● **TASK DETAILS**
Scan the material that follows. Copy every line containing the word "description".

● **DATA SHOWN**
--- Start ---

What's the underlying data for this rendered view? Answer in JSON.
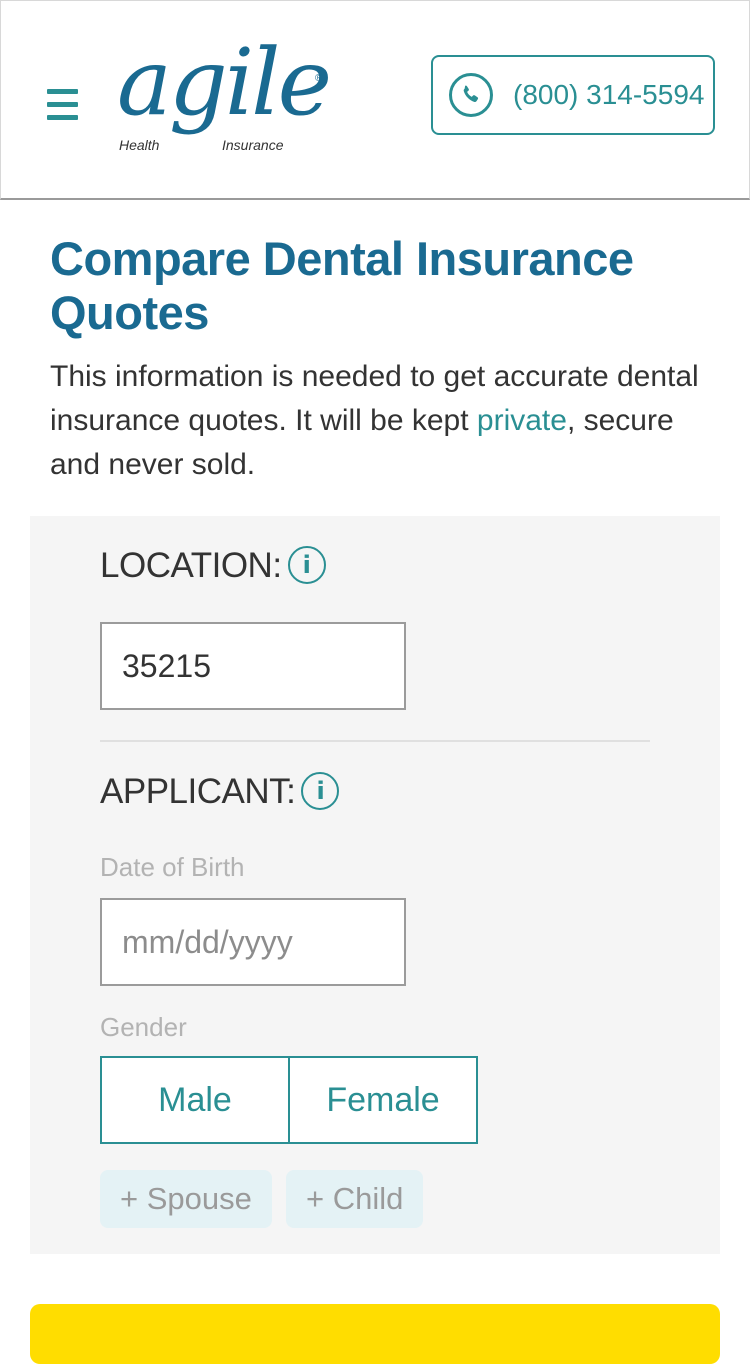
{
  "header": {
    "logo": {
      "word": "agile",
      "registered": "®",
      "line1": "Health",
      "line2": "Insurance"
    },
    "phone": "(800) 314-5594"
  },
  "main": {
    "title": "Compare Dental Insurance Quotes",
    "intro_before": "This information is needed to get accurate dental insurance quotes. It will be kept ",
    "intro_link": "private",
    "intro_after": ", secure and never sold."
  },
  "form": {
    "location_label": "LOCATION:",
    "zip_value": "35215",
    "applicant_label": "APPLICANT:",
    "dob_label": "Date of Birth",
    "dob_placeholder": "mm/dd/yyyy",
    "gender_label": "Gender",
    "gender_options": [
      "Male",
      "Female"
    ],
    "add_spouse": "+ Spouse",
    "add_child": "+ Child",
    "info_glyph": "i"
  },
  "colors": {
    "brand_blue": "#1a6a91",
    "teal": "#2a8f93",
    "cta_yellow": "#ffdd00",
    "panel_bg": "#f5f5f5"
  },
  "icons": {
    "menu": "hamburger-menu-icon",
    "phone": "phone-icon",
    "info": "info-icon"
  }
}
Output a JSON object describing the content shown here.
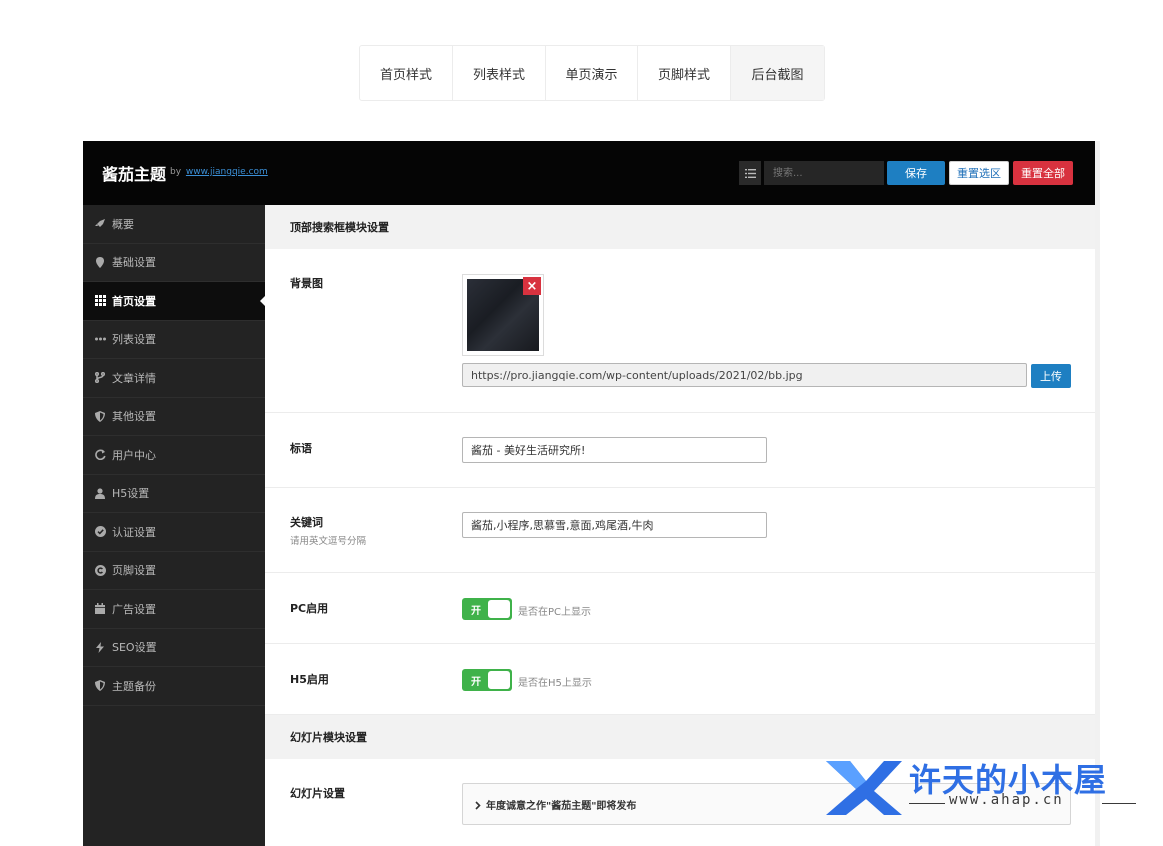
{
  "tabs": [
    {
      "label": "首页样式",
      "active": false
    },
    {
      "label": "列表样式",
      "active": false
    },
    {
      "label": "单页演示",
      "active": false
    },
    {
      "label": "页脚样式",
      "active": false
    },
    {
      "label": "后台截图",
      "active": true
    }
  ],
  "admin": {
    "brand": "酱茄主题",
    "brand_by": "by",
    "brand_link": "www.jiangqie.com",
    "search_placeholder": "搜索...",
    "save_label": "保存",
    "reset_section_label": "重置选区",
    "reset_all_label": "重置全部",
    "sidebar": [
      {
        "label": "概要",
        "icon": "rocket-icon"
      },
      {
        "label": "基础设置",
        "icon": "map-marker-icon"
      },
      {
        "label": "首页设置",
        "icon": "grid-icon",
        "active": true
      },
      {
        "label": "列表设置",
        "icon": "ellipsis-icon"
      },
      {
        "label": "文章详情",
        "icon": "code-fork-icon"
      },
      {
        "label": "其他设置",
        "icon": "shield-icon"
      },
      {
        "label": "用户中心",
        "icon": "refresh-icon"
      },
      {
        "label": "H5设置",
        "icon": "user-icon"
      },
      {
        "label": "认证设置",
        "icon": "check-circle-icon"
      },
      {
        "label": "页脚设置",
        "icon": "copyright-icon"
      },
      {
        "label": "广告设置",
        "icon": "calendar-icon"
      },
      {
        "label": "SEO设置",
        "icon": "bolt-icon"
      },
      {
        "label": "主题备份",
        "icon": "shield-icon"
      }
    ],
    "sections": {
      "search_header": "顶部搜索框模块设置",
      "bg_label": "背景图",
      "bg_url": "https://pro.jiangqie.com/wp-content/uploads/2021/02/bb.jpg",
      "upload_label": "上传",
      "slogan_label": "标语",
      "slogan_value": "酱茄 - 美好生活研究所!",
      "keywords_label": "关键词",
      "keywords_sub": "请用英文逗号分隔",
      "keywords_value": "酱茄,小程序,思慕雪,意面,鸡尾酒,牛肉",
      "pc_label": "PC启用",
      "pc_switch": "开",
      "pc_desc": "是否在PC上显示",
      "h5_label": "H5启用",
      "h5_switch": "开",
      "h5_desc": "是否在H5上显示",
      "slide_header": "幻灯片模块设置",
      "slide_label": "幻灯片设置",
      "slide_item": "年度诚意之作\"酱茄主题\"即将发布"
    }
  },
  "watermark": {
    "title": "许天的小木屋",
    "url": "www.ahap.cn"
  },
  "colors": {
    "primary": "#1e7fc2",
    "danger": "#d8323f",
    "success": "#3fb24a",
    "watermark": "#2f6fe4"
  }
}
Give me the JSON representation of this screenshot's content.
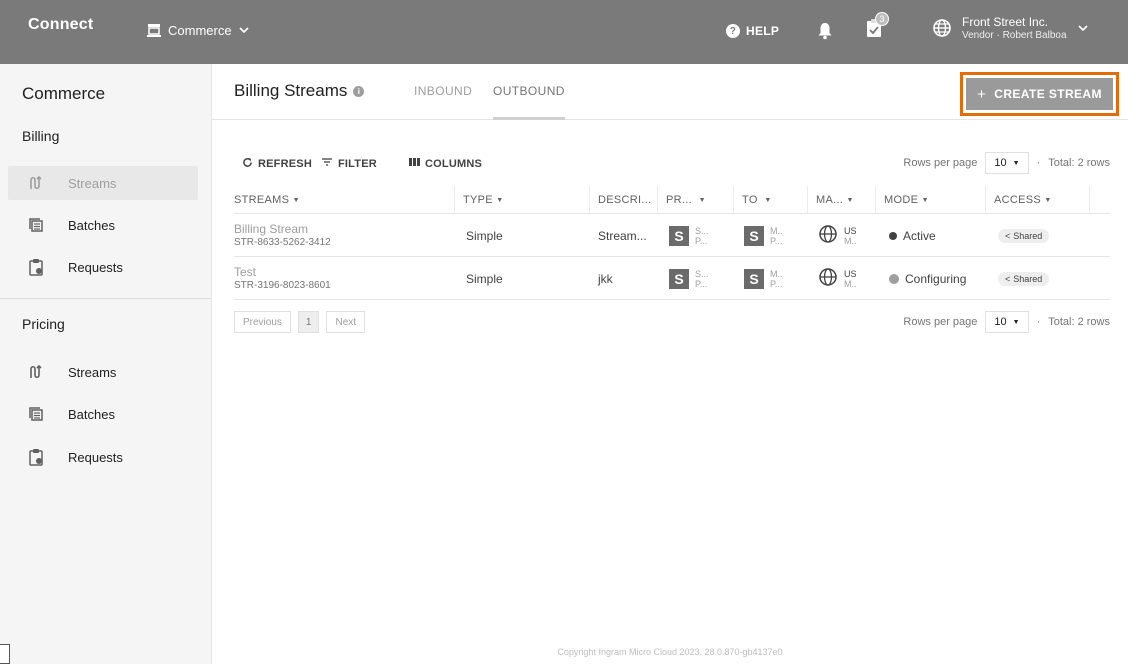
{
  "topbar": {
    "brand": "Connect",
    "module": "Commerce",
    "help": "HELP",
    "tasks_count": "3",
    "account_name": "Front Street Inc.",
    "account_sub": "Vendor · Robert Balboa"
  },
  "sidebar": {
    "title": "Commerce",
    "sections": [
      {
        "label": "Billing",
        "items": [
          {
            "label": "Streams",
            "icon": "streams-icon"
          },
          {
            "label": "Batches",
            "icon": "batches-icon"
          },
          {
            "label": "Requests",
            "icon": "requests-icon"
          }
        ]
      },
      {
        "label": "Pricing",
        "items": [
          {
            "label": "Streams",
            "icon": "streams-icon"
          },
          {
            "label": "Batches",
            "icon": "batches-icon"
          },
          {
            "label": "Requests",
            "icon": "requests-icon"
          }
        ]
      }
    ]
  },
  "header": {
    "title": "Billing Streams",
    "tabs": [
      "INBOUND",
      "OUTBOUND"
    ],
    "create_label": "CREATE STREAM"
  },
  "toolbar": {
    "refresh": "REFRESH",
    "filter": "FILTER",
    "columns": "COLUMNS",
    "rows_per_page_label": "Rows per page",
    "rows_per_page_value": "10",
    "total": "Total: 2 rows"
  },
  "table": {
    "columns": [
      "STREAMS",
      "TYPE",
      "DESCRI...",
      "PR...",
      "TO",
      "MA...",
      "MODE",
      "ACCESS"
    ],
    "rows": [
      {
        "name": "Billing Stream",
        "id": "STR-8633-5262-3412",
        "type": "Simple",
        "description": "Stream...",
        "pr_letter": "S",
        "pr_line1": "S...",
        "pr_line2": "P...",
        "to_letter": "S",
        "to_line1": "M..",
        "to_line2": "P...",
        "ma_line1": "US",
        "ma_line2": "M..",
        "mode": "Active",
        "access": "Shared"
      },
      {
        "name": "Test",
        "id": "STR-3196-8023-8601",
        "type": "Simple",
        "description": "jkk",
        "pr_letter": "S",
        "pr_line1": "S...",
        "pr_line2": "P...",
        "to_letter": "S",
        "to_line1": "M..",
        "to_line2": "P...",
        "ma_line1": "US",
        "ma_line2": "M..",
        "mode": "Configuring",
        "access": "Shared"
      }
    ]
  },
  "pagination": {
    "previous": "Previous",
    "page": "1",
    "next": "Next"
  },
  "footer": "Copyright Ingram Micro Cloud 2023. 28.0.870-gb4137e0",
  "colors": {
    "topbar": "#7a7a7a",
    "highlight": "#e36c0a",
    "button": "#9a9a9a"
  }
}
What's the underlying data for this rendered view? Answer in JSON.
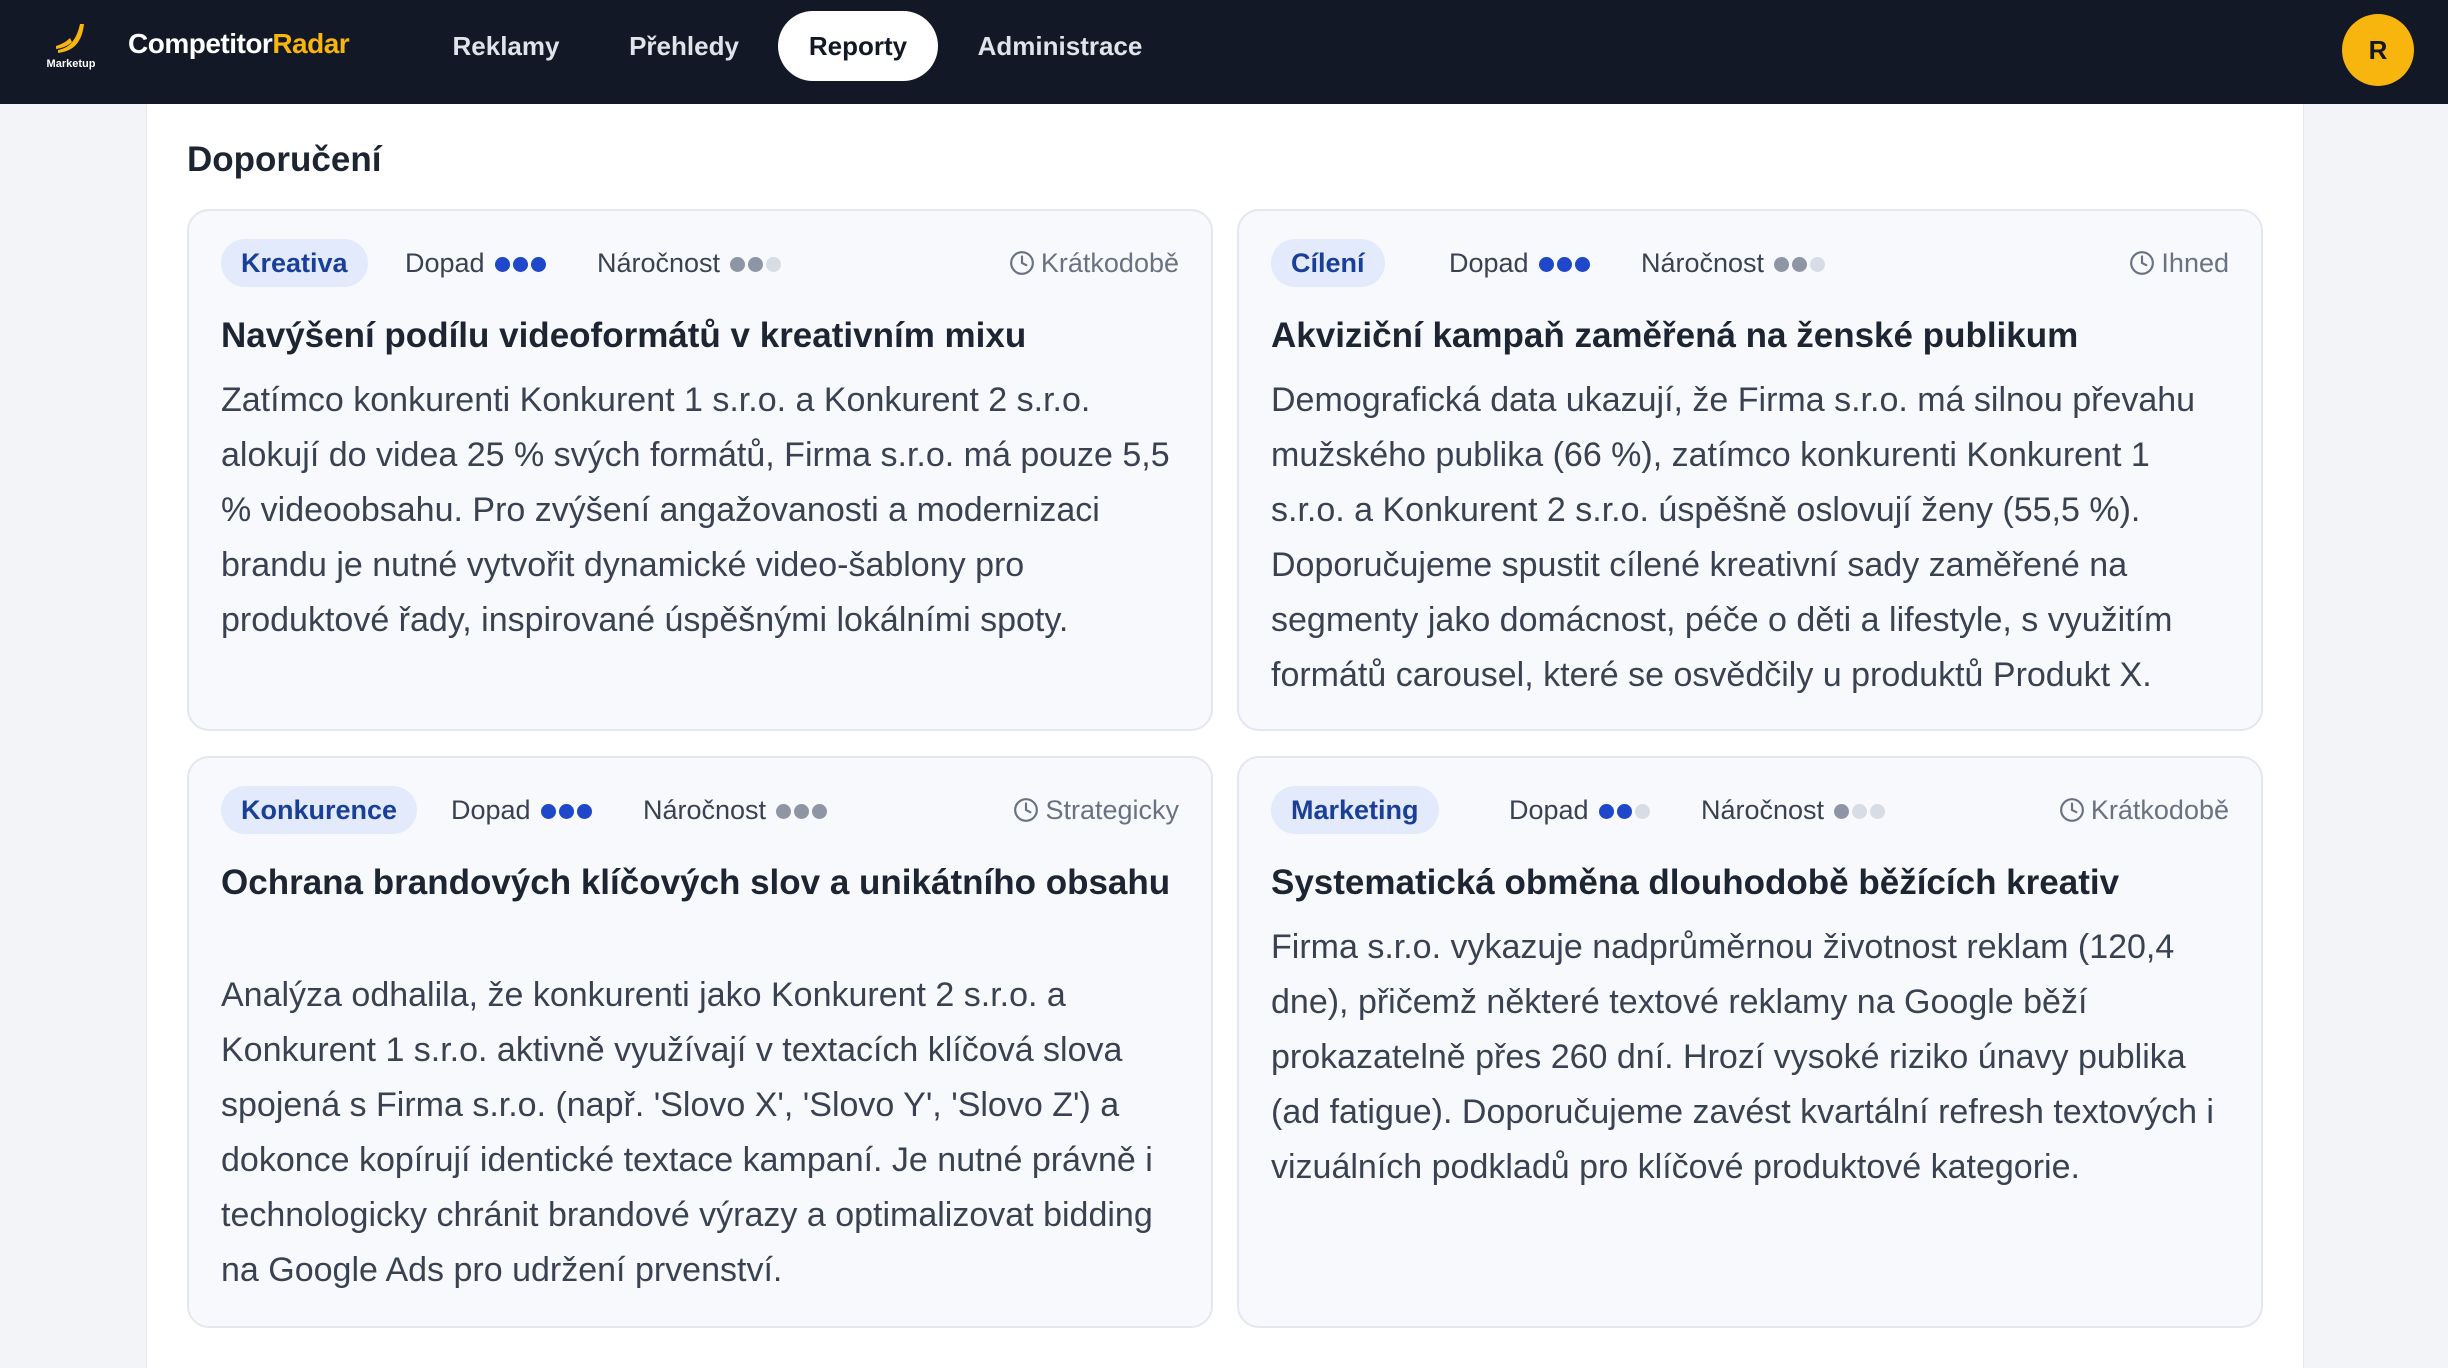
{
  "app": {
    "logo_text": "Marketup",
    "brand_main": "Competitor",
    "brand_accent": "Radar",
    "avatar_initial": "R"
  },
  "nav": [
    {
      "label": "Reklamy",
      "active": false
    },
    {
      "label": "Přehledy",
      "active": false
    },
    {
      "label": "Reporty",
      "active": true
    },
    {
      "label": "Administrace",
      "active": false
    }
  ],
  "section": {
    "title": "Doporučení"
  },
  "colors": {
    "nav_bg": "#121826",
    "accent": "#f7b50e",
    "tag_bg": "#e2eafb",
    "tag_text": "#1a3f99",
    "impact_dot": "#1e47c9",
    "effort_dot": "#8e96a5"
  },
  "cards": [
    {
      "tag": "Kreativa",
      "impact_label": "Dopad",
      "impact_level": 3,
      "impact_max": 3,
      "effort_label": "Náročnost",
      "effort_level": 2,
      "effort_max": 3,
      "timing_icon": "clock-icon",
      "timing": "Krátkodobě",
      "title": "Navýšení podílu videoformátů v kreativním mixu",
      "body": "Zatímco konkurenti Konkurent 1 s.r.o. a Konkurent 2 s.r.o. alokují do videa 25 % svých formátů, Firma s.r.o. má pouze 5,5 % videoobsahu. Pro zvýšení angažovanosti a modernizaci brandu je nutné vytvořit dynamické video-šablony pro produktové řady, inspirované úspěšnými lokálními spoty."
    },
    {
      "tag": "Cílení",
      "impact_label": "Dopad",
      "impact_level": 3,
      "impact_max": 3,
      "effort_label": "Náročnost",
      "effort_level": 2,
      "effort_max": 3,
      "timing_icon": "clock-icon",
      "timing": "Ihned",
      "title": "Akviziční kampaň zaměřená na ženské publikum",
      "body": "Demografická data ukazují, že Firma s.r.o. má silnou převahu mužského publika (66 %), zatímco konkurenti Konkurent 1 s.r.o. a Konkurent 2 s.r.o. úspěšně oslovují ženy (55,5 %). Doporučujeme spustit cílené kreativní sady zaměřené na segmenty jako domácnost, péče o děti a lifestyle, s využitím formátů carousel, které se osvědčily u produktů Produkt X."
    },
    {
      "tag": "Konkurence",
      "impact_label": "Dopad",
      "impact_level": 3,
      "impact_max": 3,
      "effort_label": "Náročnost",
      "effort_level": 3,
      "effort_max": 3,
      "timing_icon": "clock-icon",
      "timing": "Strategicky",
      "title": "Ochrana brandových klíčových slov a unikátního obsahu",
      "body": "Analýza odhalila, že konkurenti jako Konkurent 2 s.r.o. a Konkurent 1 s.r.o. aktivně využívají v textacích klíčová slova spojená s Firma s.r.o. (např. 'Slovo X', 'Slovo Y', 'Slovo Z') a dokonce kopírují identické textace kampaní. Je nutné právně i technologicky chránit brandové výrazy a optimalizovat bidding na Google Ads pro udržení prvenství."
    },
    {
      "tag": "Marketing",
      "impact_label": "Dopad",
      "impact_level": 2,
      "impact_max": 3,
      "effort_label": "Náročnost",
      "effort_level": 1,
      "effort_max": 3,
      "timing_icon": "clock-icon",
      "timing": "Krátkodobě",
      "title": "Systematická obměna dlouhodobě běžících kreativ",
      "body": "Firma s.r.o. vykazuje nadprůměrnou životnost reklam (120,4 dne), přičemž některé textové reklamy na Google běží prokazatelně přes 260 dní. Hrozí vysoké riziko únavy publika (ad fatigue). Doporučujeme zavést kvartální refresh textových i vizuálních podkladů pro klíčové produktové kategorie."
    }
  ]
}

--- End ---

● **EXERCISE RESULT**
        "description": "Stream...",
        "description": "jkk",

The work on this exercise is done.